### Task details
Every line in the listing is to be echoed verbatim.

### Dataset records
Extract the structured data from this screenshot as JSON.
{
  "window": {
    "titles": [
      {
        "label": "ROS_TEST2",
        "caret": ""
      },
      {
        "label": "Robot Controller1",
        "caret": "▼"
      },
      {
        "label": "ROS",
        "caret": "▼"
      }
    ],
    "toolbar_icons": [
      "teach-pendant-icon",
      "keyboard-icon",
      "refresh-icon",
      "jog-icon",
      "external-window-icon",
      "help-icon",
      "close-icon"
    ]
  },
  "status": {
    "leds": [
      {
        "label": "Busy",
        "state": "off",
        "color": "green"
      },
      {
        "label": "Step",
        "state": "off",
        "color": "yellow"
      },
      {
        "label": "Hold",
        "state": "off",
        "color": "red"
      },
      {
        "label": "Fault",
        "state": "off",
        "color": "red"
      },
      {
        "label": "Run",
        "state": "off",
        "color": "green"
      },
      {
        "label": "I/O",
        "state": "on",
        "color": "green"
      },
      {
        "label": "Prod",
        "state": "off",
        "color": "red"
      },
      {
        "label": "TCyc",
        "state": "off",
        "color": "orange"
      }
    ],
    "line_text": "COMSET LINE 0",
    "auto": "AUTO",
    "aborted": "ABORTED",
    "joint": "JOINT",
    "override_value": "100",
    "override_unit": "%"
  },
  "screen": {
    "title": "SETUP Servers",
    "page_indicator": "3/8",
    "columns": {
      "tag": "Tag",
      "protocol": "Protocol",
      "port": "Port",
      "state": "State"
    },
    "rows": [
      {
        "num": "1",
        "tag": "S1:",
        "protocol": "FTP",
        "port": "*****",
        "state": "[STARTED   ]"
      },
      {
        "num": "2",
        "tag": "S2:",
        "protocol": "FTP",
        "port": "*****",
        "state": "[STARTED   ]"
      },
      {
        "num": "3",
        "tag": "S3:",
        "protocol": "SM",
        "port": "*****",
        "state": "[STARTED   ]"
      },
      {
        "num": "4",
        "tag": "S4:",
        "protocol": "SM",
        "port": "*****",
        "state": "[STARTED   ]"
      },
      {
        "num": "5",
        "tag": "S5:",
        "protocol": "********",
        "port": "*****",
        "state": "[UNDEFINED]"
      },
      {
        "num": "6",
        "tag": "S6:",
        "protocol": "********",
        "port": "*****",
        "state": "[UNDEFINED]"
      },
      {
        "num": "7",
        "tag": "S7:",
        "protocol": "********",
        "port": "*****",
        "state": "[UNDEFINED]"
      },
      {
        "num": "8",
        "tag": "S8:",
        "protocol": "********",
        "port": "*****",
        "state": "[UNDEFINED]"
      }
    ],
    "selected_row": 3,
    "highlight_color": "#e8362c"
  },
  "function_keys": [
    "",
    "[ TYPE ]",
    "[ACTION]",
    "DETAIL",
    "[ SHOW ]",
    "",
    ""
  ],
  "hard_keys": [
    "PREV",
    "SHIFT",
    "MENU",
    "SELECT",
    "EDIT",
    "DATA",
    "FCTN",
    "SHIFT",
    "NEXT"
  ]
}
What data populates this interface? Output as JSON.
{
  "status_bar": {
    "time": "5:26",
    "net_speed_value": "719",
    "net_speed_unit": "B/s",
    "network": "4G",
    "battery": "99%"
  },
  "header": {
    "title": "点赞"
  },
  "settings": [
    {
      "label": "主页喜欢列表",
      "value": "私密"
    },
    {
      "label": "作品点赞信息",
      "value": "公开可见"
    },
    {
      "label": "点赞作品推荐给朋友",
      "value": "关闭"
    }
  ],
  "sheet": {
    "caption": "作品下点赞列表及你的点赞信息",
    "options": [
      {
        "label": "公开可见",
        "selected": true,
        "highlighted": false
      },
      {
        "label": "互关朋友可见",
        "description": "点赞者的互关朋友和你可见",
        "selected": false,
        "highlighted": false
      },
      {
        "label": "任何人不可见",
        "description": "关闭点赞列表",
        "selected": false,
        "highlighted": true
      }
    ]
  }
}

### Answer to this problem
Extract the structured data from this screenshot as JSON.
{
  "window": {
    "titles": [
      {
        "label": "ROS_TEST2",
        "caret": ""
      },
      {
        "label": "Robot Controller1",
        "caret": "▼"
      },
      {
        "label": "ROS",
        "caret": "▼"
      }
    ],
    "toolbar_icons": [
      "teach-pendant-icon",
      "keyboard-icon",
      "refresh-icon",
      "jog-icon",
      "external-window-icon",
      "help-icon",
      "close-icon"
    ]
  },
  "status": {
    "leds": [
      {
        "label": "Busy",
        "state": "off",
        "color": "green"
      },
      {
        "label": "Step",
        "state": "off",
        "color": "yellow"
      },
      {
        "label": "Hold",
        "state": "off",
        "color": "red"
      },
      {
        "label": "Fault",
        "state": "off",
        "color": "red"
      },
      {
        "label": "Run",
        "state": "off",
        "color": "green"
      },
      {
        "label": "I/O",
        "state": "on",
        "color": "green"
      },
      {
        "label": "Prod",
        "state": "off",
        "color": "red"
      },
      {
        "label": "TCyc",
        "state": "off",
        "color": "orange"
      }
    ],
    "line_text": "COMSET LINE 0",
    "auto": "AUTO",
    "aborted": "ABORTED",
    "joint": "JOINT",
    "override_value": "100",
    "override_unit": "%"
  },
  "screen": {
    "title": "SETUP Servers",
    "page_indicator": "3/8",
    "columns": {
      "tag": "Tag",
      "protocol": "Protocol",
      "port": "Port",
      "state": "State"
    },
    "rows": [
      {
        "num": "1",
        "tag": "S1:",
        "protocol": "FTP",
        "port": "*****",
        "state": "[STARTED   ]"
      },
      {
        "num": "2",
        "tag": "S2:",
        "protocol": "FTP",
        "port": "*****",
        "state": "[STARTED   ]"
      },
      {
        "num": "3",
        "tag": "S3:",
        "protocol": "SM",
        "port": "*****",
        "state": "[STARTED   ]"
      },
      {
        "num": "4",
        "tag": "S4:",
        "protocol": "SM",
        "port": "*****",
        "state": "[STARTED   ]"
      },
      {
        "num": "5",
        "tag": "S5:",
        "protocol": "********",
        "port": "*****",
        "state": "[UNDEFINED]"
      },
      {
        "num": "6",
        "tag": "S6:",
        "protocol": "********",
        "port": "*****",
        "state": "[UNDEFINED]"
      },
      {
        "num": "7",
        "tag": "S7:",
        "protocol": "********",
        "port": "*****",
        "state": "[UNDEFINED]"
      },
      {
        "num": "8",
        "tag": "S8:",
        "protocol": "********",
        "port": "*****",
        "state": "[UNDEFINED]"
      }
    ],
    "selected_row": 3,
    "highlight_color": "#e8362c"
  },
  "function_keys": [
    "",
    "[ TYPE ]",
    "[ACTION]",
    "DETAIL",
    "[ SHOW ]",
    "",
    ""
  ],
  "hard_keys": [
    "PREV",
    "SHIFT",
    "MENU",
    "SELECT",
    "EDIT",
    "DATA",
    "FCTN",
    "SHIFT",
    "NEXT"
  ]
}
What data populates this interface? Output as JSON.
{
  "status_bar": {
    "time": "5:26",
    "net_speed_value": "719",
    "net_speed_unit": "B/s",
    "network": "4G",
    "battery": "99%"
  },
  "header": {
    "title": "点赞"
  },
  "settings": [
    {
      "label": "主页喜欢列表",
      "value": "私密"
    },
    {
      "label": "作品点赞信息",
      "value": "公开可见"
    },
    {
      "label": "点赞作品推荐给朋友",
      "value": "关闭"
    }
  ],
  "sheet": {
    "caption": "作品下点赞列表及你的点赞信息",
    "options": [
      {
        "label": "公开可见",
        "selected": true,
        "highlighted": false
      },
      {
        "label": "互关朋友可见",
        "description": "点赞者的互关朋友和你可见",
        "selected": false,
        "highlighted": false
      },
      {
        "label": "任何人不可见",
        "description": "关闭点赞列表",
        "selected": false,
        "highlighted": true
      }
    ]
  }
}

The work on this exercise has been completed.